=== Given problem ===
Can you give all the records again without altering a single character?
>> Begin Input rows
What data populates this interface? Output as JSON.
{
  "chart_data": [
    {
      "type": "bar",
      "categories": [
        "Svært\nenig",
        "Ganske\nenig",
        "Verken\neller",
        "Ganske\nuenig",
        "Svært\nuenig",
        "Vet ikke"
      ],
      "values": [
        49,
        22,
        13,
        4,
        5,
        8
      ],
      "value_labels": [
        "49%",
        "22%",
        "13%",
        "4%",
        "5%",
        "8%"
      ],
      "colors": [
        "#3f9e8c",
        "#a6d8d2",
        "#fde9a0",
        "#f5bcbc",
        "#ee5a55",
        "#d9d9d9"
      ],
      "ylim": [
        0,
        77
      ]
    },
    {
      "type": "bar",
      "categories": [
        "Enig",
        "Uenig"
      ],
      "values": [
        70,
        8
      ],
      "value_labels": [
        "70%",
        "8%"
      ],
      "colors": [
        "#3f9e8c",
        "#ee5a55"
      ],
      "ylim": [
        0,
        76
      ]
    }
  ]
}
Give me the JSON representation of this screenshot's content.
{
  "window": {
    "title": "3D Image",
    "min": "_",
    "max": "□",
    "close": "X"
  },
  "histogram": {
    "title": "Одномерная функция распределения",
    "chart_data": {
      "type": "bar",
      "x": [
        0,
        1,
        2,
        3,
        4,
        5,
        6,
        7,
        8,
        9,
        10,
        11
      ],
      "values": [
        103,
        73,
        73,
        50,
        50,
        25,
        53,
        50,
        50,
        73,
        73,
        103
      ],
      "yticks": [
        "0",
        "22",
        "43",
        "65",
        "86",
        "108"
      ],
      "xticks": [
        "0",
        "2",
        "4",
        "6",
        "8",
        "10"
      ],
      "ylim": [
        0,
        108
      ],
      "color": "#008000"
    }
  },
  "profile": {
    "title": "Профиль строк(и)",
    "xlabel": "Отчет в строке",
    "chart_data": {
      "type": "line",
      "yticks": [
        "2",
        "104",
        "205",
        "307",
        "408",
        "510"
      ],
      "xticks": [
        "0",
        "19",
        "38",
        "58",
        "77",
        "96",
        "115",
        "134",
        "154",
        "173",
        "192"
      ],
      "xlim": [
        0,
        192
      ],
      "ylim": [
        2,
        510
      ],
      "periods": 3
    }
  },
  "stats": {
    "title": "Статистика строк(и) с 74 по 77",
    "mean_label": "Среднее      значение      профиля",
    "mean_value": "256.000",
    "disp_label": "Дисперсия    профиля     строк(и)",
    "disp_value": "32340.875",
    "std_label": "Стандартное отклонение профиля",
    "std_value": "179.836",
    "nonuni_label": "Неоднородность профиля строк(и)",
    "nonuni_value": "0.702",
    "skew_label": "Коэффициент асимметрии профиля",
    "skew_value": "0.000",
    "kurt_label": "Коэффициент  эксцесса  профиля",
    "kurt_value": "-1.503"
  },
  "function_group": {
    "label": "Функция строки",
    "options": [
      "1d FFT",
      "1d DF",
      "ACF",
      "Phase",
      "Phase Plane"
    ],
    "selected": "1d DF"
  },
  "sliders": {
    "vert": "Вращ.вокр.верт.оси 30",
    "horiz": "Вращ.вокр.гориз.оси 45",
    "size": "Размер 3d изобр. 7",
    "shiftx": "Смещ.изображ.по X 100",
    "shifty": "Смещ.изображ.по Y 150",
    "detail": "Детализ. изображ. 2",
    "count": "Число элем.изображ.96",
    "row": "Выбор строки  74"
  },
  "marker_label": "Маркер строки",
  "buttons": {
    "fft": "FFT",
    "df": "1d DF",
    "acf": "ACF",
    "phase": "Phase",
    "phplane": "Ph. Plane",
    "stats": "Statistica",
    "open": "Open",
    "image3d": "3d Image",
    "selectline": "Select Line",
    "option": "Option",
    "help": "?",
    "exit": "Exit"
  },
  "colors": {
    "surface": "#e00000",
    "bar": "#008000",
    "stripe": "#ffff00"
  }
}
>> End Input rows
=== Task solution ===
What data populates this interface? Output as JSON.
{
  "chart_data": [
    {
      "type": "bar",
      "categories": [
        "Svært\nenig",
        "Ganske\nenig",
        "Verken\neller",
        "Ganske\nuenig",
        "Svært\nuenig",
        "Vet ikke"
      ],
      "values": [
        49,
        22,
        13,
        4,
        5,
        8
      ],
      "value_labels": [
        "49%",
        "22%",
        "13%",
        "4%",
        "5%",
        "8%"
      ],
      "colors": [
        "#3f9e8c",
        "#a6d8d2",
        "#fde9a0",
        "#f5bcbc",
        "#ee5a55",
        "#d9d9d9"
      ],
      "ylim": [
        0,
        77
      ]
    },
    {
      "type": "bar",
      "categories": [
        "Enig",
        "Uenig"
      ],
      "values": [
        70,
        8
      ],
      "value_labels": [
        "70%",
        "8%"
      ],
      "colors": [
        "#3f9e8c",
        "#ee5a55"
      ],
      "ylim": [
        0,
        76
      ]
    }
  ]
}
Give me the JSON representation of this screenshot's content.
{
  "window": {
    "title": "3D Image",
    "min": "_",
    "max": "□",
    "close": "X"
  },
  "histogram": {
    "title": "Одномерная функция распределения",
    "chart_data": {
      "type": "bar",
      "x": [
        0,
        1,
        2,
        3,
        4,
        5,
        6,
        7,
        8,
        9,
        10,
        11
      ],
      "values": [
        103,
        73,
        73,
        50,
        50,
        25,
        53,
        50,
        50,
        73,
        73,
        103
      ],
      "yticks": [
        "0",
        "22",
        "43",
        "65",
        "86",
        "108"
      ],
      "xticks": [
        "0",
        "2",
        "4",
        "6",
        "8",
        "10"
      ],
      "ylim": [
        0,
        108
      ],
      "color": "#008000"
    }
  },
  "profile": {
    "title": "Профиль строк(и)",
    "xlabel": "Отчет в строке",
    "chart_data": {
      "type": "line",
      "yticks": [
        "2",
        "104",
        "205",
        "307",
        "408",
        "510"
      ],
      "xticks": [
        "0",
        "19",
        "38",
        "58",
        "77",
        "96",
        "115",
        "134",
        "154",
        "173",
        "192"
      ],
      "xlim": [
        0,
        192
      ],
      "ylim": [
        2,
        510
      ],
      "periods": 3
    }
  },
  "stats": {
    "title": "Статистика строк(и) с 74 по 77",
    "mean_label": "Среднее      значение      профиля",
    "mean_value": "256.000",
    "disp_label": "Дисперсия    профиля     строк(и)",
    "disp_value": "32340.875",
    "std_label": "Стандартное отклонение профиля",
    "std_value": "179.836",
    "nonuni_label": "Неоднородность профиля строк(и)",
    "nonuni_value": "0.702",
    "skew_label": "Коэффициент асимметрии профиля",
    "skew_value": "0.000",
    "kurt_label": "Коэффициент  эксцесса  профиля",
    "kurt_value": "-1.503"
  },
  "function_group": {
    "label": "Функция строки",
    "options": [
      "1d FFT",
      "1d DF",
      "ACF",
      "Phase",
      "Phase Plane"
    ],
    "selected": "1d DF"
  },
  "sliders": {
    "vert": "Вращ.вокр.верт.оси 30",
    "horiz": "Вращ.вокр.гориз.оси 45",
    "size": "Размер 3d изобр. 7",
    "shiftx": "Смещ.изображ.по X 100",
    "shifty": "Смещ.изображ.по Y 150",
    "detail": "Детализ. изображ. 2",
    "count": "Число элем.изображ.96",
    "row": "Выбор строки  74"
  },
  "marker_label": "Маркер строки",
  "buttons": {
    "fft": "FFT",
    "df": "1d DF",
    "acf": "ACF",
    "phase": "Phase",
    "phplane": "Ph. Plane",
    "stats": "Statistica",
    "open": "Open",
    "image3d": "3d Image",
    "selectline": "Select Line",
    "option": "Option",
    "help": "?",
    "exit": "Exit"
  },
  "colors": {
    "surface": "#e00000",
    "bar": "#008000",
    "stripe": "#ffff00"
  }
}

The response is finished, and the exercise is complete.